Supplied data:

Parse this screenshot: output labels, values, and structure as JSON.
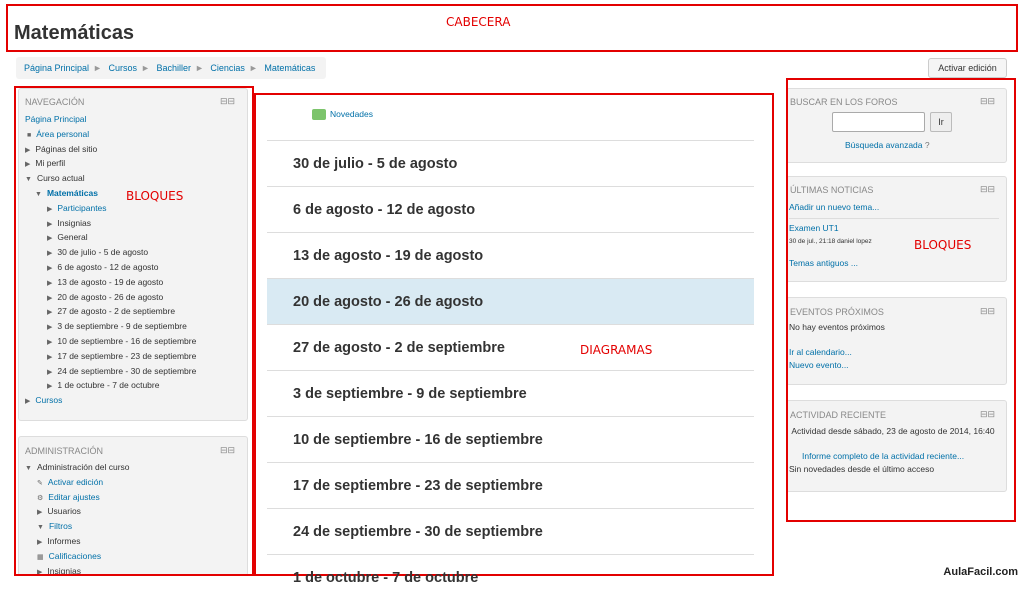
{
  "header": {
    "title": "Matemáticas",
    "annotation": "CABECERA"
  },
  "breadcrumb": [
    "Página Principal",
    "Cursos",
    "Bachiller",
    "Ciencias",
    "Matemáticas"
  ],
  "edit_button": "Activar edición",
  "nav": {
    "title": "NAVEGACIÓN",
    "home": "Página Principal",
    "items": [
      {
        "label": "Área personal",
        "link": true
      },
      {
        "label": "Páginas del sitio",
        "link": false
      },
      {
        "label": "Mi perfil",
        "link": false
      },
      {
        "label": "Curso actual",
        "link": false
      },
      {
        "label": "Matemáticas",
        "link": true
      },
      {
        "label": "Participantes",
        "link": true
      },
      {
        "label": "Insignias",
        "link": false
      },
      {
        "label": "General",
        "link": false
      },
      {
        "label": "30 de julio - 5 de agosto",
        "link": false
      },
      {
        "label": "6 de agosto - 12 de agosto",
        "link": false
      },
      {
        "label": "13 de agosto - 19 de agosto",
        "link": false
      },
      {
        "label": "20 de agosto - 26 de agosto",
        "link": false
      },
      {
        "label": "27 de agosto - 2 de septiembre",
        "link": false
      },
      {
        "label": "3 de septiembre - 9 de septiembre",
        "link": false
      },
      {
        "label": "10 de septiembre - 16 de septiembre",
        "link": false
      },
      {
        "label": "17 de septiembre - 23 de septiembre",
        "link": false
      },
      {
        "label": "24 de septiembre - 30 de septiembre",
        "link": false
      },
      {
        "label": "1 de octubre - 7 de octubre",
        "link": false
      },
      {
        "label": "Cursos",
        "link": true
      }
    ]
  },
  "admin": {
    "title": "ADMINISTRACIÓN",
    "items": [
      "Administración del curso",
      "Activar edición",
      "Editar ajustes",
      "Usuarios",
      "Filtros",
      "Informes",
      "Calificaciones",
      "Insignias"
    ]
  },
  "annotations": {
    "blocks_left": "BLOQUES",
    "diagrams": "DIAGRAMAS",
    "blocks_right": "BLOQUES"
  },
  "main": {
    "news": "Novedades",
    "weeks": [
      "30 de julio - 5 de agosto",
      "6 de agosto - 12 de agosto",
      "13 de agosto - 19 de agosto",
      "20 de agosto - 26 de agosto",
      "27 de agosto - 2 de septiembre",
      "3 de septiembre - 9 de septiembre",
      "10 de septiembre - 16 de septiembre",
      "17 de septiembre - 23 de septiembre",
      "24 de septiembre - 30 de septiembre",
      "1 de octubre - 7 de octubre"
    ]
  },
  "search": {
    "title": "BUSCAR EN LOS FOROS",
    "button": "Ir",
    "advanced": "Búsqueda avanzada"
  },
  "news_block": {
    "title": "ÚLTIMAS NOTICIAS",
    "add": "Añadir un nuevo tema...",
    "item_title": "Examen UT1",
    "item_meta": "30 de jul., 21:18  daniel lopez",
    "old": "Temas antiguos ..."
  },
  "events": {
    "title": "EVENTOS PRÓXIMOS",
    "none": "No hay eventos próximos",
    "calendar": "Ir al calendario...",
    "new": "Nuevo evento..."
  },
  "activity": {
    "title": "ACTIVIDAD RECIENTE",
    "since": "Actividad desde sábado, 23 de agosto de 2014, 16:40",
    "report": "Informe completo de la actividad reciente...",
    "none": "Sin novedades desde el último acceso"
  },
  "watermark": "AulaFacil.com"
}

Exercise objective: Take every line above carrying "Activar" and return it.

Reply:
  "edit_button": "Activar edición",
      "Activar edición",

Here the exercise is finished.